Copy every line from the material below that holds "this".
###
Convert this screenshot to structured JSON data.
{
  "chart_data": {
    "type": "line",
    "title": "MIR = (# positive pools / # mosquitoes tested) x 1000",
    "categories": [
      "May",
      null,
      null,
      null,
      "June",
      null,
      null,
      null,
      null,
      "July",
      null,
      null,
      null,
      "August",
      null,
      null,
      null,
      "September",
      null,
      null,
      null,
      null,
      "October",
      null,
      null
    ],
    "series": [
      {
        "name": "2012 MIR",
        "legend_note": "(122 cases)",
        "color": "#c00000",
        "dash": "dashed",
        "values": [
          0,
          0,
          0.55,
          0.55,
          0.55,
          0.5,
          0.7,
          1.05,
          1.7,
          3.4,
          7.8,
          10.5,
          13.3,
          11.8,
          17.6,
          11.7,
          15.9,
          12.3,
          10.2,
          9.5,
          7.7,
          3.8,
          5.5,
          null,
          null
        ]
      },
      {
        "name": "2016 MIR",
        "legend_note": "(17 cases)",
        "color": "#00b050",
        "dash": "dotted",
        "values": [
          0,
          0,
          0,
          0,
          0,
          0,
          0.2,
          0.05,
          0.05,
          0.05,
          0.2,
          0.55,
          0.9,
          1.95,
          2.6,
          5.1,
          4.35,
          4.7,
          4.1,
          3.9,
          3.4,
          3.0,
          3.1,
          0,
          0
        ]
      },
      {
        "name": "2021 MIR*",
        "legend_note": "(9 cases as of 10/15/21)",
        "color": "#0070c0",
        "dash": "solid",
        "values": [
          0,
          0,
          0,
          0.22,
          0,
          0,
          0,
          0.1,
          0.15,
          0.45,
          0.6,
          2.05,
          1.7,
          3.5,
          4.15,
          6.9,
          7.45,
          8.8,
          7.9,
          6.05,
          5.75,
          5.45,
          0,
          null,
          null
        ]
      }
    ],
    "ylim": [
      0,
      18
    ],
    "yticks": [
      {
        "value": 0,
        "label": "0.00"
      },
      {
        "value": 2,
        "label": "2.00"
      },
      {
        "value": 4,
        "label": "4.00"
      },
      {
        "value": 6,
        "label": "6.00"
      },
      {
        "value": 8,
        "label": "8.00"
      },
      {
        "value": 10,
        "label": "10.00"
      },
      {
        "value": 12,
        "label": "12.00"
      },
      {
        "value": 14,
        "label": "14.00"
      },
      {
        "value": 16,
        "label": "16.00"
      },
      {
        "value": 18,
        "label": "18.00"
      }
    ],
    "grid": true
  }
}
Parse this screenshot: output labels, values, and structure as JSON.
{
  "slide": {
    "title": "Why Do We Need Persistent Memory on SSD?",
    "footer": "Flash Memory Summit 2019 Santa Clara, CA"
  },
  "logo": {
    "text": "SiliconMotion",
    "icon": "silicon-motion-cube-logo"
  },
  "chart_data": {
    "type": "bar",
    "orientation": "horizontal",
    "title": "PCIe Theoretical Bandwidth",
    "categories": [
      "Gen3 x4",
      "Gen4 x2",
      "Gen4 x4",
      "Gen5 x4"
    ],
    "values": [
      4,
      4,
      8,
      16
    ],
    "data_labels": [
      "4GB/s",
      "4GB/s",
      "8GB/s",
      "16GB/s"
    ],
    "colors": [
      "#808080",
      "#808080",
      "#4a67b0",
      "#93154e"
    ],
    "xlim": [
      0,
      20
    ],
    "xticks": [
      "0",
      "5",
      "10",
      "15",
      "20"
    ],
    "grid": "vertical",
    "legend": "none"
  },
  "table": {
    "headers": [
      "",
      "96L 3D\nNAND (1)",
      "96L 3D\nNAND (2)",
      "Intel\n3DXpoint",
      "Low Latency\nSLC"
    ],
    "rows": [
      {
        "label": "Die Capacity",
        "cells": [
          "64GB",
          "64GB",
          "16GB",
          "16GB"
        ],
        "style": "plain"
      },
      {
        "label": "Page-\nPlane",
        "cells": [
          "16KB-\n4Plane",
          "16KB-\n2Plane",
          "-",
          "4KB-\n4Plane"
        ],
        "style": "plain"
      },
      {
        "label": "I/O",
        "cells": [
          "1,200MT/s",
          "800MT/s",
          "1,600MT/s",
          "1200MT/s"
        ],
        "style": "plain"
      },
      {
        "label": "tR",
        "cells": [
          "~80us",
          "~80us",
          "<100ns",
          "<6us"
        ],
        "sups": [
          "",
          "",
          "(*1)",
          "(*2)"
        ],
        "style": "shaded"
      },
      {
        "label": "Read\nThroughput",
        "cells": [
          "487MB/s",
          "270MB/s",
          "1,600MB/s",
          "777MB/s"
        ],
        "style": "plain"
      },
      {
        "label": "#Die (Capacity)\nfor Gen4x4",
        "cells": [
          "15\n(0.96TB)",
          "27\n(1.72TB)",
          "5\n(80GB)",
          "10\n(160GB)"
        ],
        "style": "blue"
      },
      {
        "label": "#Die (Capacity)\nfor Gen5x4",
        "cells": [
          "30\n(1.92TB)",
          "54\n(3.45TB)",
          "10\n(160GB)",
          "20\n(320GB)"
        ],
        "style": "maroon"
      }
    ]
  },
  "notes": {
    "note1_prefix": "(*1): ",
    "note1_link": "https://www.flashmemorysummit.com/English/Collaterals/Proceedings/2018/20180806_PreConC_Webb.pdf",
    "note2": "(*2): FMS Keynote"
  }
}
###
* SOLUTION BELOW *
Convert this screenshot to structured JSON data.
Parse this screenshot: output labels, values, and structure as JSON.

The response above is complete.